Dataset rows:
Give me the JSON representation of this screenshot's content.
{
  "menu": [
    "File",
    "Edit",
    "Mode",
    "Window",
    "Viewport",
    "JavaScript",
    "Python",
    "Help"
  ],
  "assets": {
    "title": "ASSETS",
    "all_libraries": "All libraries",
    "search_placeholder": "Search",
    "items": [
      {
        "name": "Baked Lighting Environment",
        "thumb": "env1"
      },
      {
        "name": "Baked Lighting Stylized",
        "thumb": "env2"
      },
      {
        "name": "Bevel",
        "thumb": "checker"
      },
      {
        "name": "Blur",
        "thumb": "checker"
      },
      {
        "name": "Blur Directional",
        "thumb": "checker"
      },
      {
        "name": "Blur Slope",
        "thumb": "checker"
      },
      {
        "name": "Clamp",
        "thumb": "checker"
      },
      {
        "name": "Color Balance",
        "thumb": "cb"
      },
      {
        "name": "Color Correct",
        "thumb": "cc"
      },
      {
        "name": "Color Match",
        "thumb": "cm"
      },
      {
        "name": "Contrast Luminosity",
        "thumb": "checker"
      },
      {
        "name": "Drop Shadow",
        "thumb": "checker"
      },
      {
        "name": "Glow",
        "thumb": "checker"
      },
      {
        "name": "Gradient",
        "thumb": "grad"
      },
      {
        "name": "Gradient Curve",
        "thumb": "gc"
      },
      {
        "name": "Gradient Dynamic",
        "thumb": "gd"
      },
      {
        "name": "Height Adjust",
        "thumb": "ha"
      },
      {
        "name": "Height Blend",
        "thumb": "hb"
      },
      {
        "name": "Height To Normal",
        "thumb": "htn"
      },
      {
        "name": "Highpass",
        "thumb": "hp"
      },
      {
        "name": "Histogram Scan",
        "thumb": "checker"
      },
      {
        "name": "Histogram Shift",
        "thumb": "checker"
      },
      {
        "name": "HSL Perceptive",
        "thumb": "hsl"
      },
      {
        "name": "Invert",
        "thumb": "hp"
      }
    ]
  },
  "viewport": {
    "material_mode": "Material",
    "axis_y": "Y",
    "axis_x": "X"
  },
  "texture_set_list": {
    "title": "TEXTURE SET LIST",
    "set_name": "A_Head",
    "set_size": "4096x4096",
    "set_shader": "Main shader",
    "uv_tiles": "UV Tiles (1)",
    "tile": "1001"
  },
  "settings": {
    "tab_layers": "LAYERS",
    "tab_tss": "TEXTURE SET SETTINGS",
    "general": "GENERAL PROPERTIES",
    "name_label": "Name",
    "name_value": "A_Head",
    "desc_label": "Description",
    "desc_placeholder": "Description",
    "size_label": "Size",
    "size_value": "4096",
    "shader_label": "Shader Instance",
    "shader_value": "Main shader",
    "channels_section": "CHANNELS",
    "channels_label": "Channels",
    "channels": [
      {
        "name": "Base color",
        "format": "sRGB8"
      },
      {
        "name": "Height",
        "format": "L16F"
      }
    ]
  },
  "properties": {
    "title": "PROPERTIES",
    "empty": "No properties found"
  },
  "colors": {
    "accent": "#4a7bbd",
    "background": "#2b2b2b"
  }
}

* PROBLEM TO WORK ON
Write out all records exactly, keeping every detail.

* SOLUTION TO THIS TASK
Give me the JSON representation of this screenshot's content.
{
  "menu": [
    "File",
    "Edit",
    "Mode",
    "Window",
    "Viewport",
    "JavaScript",
    "Python",
    "Help"
  ],
  "assets": {
    "title": "ASSETS",
    "all_libraries": "All libraries",
    "search_placeholder": "Search",
    "items": [
      {
        "name": "Baked Lighting Environment",
        "thumb": "env1"
      },
      {
        "name": "Baked Lighting Stylized",
        "thumb": "env2"
      },
      {
        "name": "Bevel",
        "thumb": "checker"
      },
      {
        "name": "Blur",
        "thumb": "checker"
      },
      {
        "name": "Blur Directional",
        "thumb": "checker"
      },
      {
        "name": "Blur Slope",
        "thumb": "checker"
      },
      {
        "name": "Clamp",
        "thumb": "checker"
      },
      {
        "name": "Color Balance",
        "thumb": "cb"
      },
      {
        "name": "Color Correct",
        "thumb": "cc"
      },
      {
        "name": "Color Match",
        "thumb": "cm"
      },
      {
        "name": "Contrast Luminosity",
        "thumb": "checker"
      },
      {
        "name": "Drop Shadow",
        "thumb": "checker"
      },
      {
        "name": "Glow",
        "thumb": "checker"
      },
      {
        "name": "Gradient",
        "thumb": "grad"
      },
      {
        "name": "Gradient Curve",
        "thumb": "gc"
      },
      {
        "name": "Gradient Dynamic",
        "thumb": "gd"
      },
      {
        "name": "Height Adjust",
        "thumb": "ha"
      },
      {
        "name": "Height Blend",
        "thumb": "hb"
      },
      {
        "name": "Height To Normal",
        "thumb": "htn"
      },
      {
        "name": "Highpass",
        "thumb": "hp"
      },
      {
        "name": "Histogram Scan",
        "thumb": "checker"
      },
      {
        "name": "Histogram Shift",
        "thumb": "checker"
      },
      {
        "name": "HSL Perceptive",
        "thumb": "hsl"
      },
      {
        "name": "Invert",
        "thumb": "hp"
      }
    ]
  },
  "viewport": {
    "material_mode": "Material",
    "axis_y": "Y",
    "axis_x": "X"
  },
  "texture_set_list": {
    "title": "TEXTURE SET LIST",
    "set_name": "A_Head",
    "set_size": "4096x4096",
    "set_shader": "Main shader",
    "uv_tiles": "UV Tiles (1)",
    "tile": "1001"
  },
  "settings": {
    "tab_layers": "LAYERS",
    "tab_tss": "TEXTURE SET SETTINGS",
    "general": "GENERAL PROPERTIES",
    "name_label": "Name",
    "name_value": "A_Head",
    "desc_label": "Description",
    "desc_placeholder": "Description",
    "size_label": "Size",
    "size_value": "4096",
    "shader_label": "Shader Instance",
    "shader_value": "Main shader",
    "channels_section": "CHANNELS",
    "channels_label": "Channels",
    "channels": [
      {
        "name": "Base color",
        "format": "sRGB8"
      },
      {
        "name": "Height",
        "format": "L16F"
      }
    ]
  },
  "properties": {
    "title": "PROPERTIES",
    "empty": "No properties found"
  },
  "colors": {
    "accent": "#4a7bbd",
    "background": "#2b2b2b"
  }
}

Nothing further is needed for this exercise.